**Work instructions**: Can you put every line of the data below into a Markdown table with the columns "Row" and "Line", skipping blank lines and leaving the pictures out?

— Start Records provided —

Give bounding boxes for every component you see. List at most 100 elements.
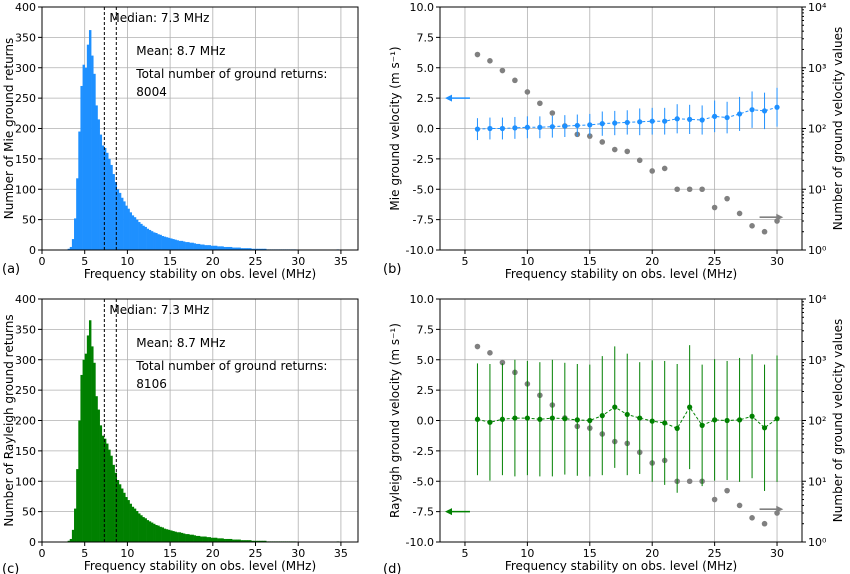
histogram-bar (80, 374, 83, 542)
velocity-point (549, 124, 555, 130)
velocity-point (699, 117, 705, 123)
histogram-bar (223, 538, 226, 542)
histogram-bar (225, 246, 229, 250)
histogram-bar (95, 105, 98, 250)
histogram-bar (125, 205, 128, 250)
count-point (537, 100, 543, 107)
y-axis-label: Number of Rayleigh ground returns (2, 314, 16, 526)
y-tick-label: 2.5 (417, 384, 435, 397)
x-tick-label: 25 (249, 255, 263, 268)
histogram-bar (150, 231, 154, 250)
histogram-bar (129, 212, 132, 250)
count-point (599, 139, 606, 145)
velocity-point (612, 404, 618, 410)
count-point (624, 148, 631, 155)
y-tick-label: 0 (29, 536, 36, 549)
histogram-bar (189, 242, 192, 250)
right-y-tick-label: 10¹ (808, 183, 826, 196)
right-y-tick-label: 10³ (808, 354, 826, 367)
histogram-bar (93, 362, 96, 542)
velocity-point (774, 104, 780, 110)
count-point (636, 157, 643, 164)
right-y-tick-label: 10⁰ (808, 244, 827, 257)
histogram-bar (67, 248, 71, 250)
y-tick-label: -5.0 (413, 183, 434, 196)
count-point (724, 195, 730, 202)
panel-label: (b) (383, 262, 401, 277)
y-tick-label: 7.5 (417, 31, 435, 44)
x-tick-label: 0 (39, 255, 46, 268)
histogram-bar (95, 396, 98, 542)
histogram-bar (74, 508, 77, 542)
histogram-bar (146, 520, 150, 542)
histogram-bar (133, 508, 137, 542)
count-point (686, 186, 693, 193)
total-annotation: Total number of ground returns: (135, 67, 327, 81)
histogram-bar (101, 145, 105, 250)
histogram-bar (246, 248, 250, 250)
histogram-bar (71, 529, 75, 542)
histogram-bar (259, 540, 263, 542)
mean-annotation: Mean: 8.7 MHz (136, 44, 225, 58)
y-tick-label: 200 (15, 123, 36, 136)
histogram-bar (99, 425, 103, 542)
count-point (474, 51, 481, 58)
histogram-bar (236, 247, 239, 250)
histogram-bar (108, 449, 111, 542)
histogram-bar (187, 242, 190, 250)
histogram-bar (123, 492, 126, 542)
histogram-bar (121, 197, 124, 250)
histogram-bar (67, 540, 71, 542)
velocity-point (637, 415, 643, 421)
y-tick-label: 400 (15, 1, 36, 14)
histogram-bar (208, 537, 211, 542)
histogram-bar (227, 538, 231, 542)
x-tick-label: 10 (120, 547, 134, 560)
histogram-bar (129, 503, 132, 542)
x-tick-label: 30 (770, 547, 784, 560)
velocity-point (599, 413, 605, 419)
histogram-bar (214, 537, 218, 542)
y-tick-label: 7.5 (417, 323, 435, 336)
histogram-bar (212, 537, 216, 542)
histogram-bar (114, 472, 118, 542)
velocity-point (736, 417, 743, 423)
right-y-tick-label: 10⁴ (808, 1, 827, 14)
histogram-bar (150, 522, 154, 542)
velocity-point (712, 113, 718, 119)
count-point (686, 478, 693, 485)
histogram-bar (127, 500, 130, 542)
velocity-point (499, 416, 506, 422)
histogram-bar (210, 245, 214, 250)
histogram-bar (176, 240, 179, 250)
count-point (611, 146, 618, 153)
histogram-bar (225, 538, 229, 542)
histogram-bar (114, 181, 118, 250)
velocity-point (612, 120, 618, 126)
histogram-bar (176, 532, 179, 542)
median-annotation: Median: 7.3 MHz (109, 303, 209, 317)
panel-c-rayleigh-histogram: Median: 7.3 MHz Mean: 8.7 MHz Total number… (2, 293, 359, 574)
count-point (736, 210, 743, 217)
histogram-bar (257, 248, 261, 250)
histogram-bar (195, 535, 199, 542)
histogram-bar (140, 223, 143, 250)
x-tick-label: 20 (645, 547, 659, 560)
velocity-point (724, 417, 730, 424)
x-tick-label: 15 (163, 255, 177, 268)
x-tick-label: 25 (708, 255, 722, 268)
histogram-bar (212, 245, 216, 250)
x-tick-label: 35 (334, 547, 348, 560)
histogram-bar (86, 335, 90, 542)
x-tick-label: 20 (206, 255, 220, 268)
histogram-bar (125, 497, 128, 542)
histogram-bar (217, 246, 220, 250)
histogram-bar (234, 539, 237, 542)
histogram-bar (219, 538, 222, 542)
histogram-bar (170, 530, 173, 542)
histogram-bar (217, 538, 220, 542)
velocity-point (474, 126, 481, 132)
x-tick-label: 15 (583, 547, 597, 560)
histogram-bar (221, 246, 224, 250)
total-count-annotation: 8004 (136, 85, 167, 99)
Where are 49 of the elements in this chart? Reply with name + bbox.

— End Records provided —

**Complete response**:
| Row | Line |
|---|---|
| 1 | Give bounding boxes for every component you see. List at most 100 elements. |
| 2 | histogram-bar (80, 374, 83, 542) |
| 3 | velocity-point (549, 124, 555, 130) |
| 4 | velocity-point (699, 117, 705, 123) |
| 5 | histogram-bar (223, 538, 226, 542) |
| 6 | histogram-bar (225, 246, 229, 250) |
| 7 | histogram-bar (95, 105, 98, 250) |
| 8 | histogram-bar (125, 205, 128, 250) |
| 9 | count-point (537, 100, 543, 107) |
| 10 | y-axis-label: Number of Rayleigh ground returns (2, 314, 16, 526) |
| 11 | y-tick-label: 2.5 (417, 384, 435, 397) |
| 12 | x-tick-label: 25 (249, 255, 263, 268) |
| 13 | histogram-bar (150, 231, 154, 250) |
| 14 | histogram-bar (129, 212, 132, 250) |
| 15 | count-point (599, 139, 606, 145) |
| 16 | velocity-point (612, 404, 618, 410) |
| 17 | count-point (624, 148, 631, 155) |
| 18 | y-tick-label: 0 (29, 536, 36, 549) |
| 19 | histogram-bar (189, 242, 192, 250) |
| 20 | right-y-tick-label: 10¹ (808, 183, 826, 196) |
| 21 | right-y-tick-label: 10³ (808, 354, 826, 367) |
| 22 | histogram-bar (93, 362, 96, 542) |
| 23 | velocity-point (774, 104, 780, 110) |
| 24 | count-point (636, 157, 643, 164) |
| 25 | right-y-tick-label: 10⁰ (808, 244, 827, 257) |
| 26 | histogram-bar (67, 248, 71, 250) |
| 27 | y-tick-label: -5.0 (413, 183, 434, 196) |
| 28 | count-point (724, 195, 730, 202) |
| 29 | panel-label: (b) (383, 262, 401, 277) |
| 30 | y-tick-label: 7.5 (417, 31, 435, 44) |
| 31 | x-tick-label: 0 (39, 255, 46, 268) |
| 32 | histogram-bar (95, 396, 98, 542) |
| 33 | histogram-bar (74, 508, 77, 542) |
| 34 | histogram-bar (146, 520, 150, 542) |
| 35 | histogram-bar (133, 508, 137, 542) |
| 36 | count-point (686, 186, 693, 193) |
| 37 | total-annotation: Total number of ground returns: (135, 67, 327, 81) |
| 38 | histogram-bar (101, 145, 105, 250) |
| 39 | histogram-bar (246, 248, 250, 250) |
| 40 | histogram-bar (71, 529, 75, 542) |
| 41 | histogram-bar (259, 540, 263, 542) |
| 42 | mean-annotation: Mean: 8.7 MHz (136, 44, 225, 58) |
| 43 | y-tick-label: 200 (15, 123, 36, 136) |
| 44 | histogram-bar (99, 425, 103, 542) |
| 45 | count-point (474, 51, 481, 58) |
| 46 | histogram-bar (236, 247, 239, 250) |
| 47 | histogram-bar (108, 449, 111, 542) |
| 48 | histogram-bar (187, 242, 190, 250) |
| 49 | histogram-bar (123, 492, 126, 542) |
| 50 | histogram-bar (121, 197, 124, 250) |
| 51 | histogram-bar (67, 540, 71, 542) |
| 52 | velocity-point (637, 415, 643, 421) |
| 53 | y-tick-label: 400 (15, 1, 36, 14) |
| 54 | histogram-bar (208, 537, 211, 542) |
| 55 | histogram-bar (227, 538, 231, 542) |
| 56 | x-tick-label: 10 (120, 547, 134, 560) |
| 57 | histogram-bar (129, 503, 132, 542) |
| 58 | x-tick-label: 30 (770, 547, 784, 560) |
| 59 | velocity-point (599, 413, 605, 419) |
| 60 | histogram-bar (214, 537, 218, 542) |
| 61 | y-tick-label: 7.5 (417, 323, 435, 336) |
| 62 | histogram-bar (212, 537, 216, 542) |
| 63 | histogram-bar (114, 472, 118, 542) |
| 64 | velocity-point (736, 417, 743, 423) |
| 65 | right-y-tick-label: 10⁴ (808, 1, 827, 14) |
| 66 | histogram-bar (150, 522, 154, 542) |
| 67 | velocity-point (712, 113, 718, 119) |
| 68 | count-point (686, 478, 693, 485) |
| 69 | histogram-bar (127, 500, 130, 542) |
| 70 | velocity-point (499, 416, 506, 422) |
| 71 | histogram-bar (210, 245, 214, 250) |
| 72 | histogram-bar (176, 240, 179, 250) |
| 73 | count-point (611, 146, 618, 153) |
| 74 | histogram-bar (225, 538, 229, 542) |
| 75 | histogram-bar (114, 181, 118, 250) |
| 76 | velocity-point (612, 120, 618, 126) |
| 77 | histogram-bar (176, 532, 179, 542) |
| 78 | median-annotation: Median: 7.3 MHz (109, 303, 209, 317) |
| 79 | panel-c-rayleigh-histogram: Median: 7.3 MHz Mean: 8.7 MHz Total number… (2, 293, 359, 574) |
| 80 | count-point (736, 210, 743, 217) |
| 81 | histogram-bar (257, 248, 261, 250) |
| 82 | histogram-bar (195, 535, 199, 542) |
| 83 | histogram-bar (140, 223, 143, 250) |
| 84 | x-tick-label: 20 (645, 547, 659, 560) |
| 85 | velocity-point (724, 417, 730, 424) |
| 86 | x-tick-label: 15 (163, 255, 177, 268) |
| 87 | x-tick-label: 25 (708, 255, 722, 268) |
| 88 | histogram-bar (212, 245, 216, 250) |
| 89 | x-tick-label: 35 (334, 547, 348, 560) |
| 90 | histogram-bar (86, 335, 90, 542) |
| 91 | x-tick-label: 20 (206, 255, 220, 268) |
| 92 | histogram-bar (125, 497, 128, 542) |
| 93 | histogram-bar (217, 246, 220, 250) |
| 94 | histogram-bar (234, 539, 237, 542) |
| 95 | histogram-bar (219, 538, 222, 542) |
| 96 | histogram-bar (170, 530, 173, 542) |
| 97 | histogram-bar (217, 538, 220, 542) |
| 98 | velocity-point (474, 126, 481, 132) |
| 99 | x-tick-label: 15 (583, 547, 597, 560) |
| 100 | histogram-bar (221, 246, 224, 250) |
| 101 | total-count-annotation: 8004 (136, 85, 167, 99) |
| 102 | Where are 49 of the elements in this chart? Reply with name + bbox. |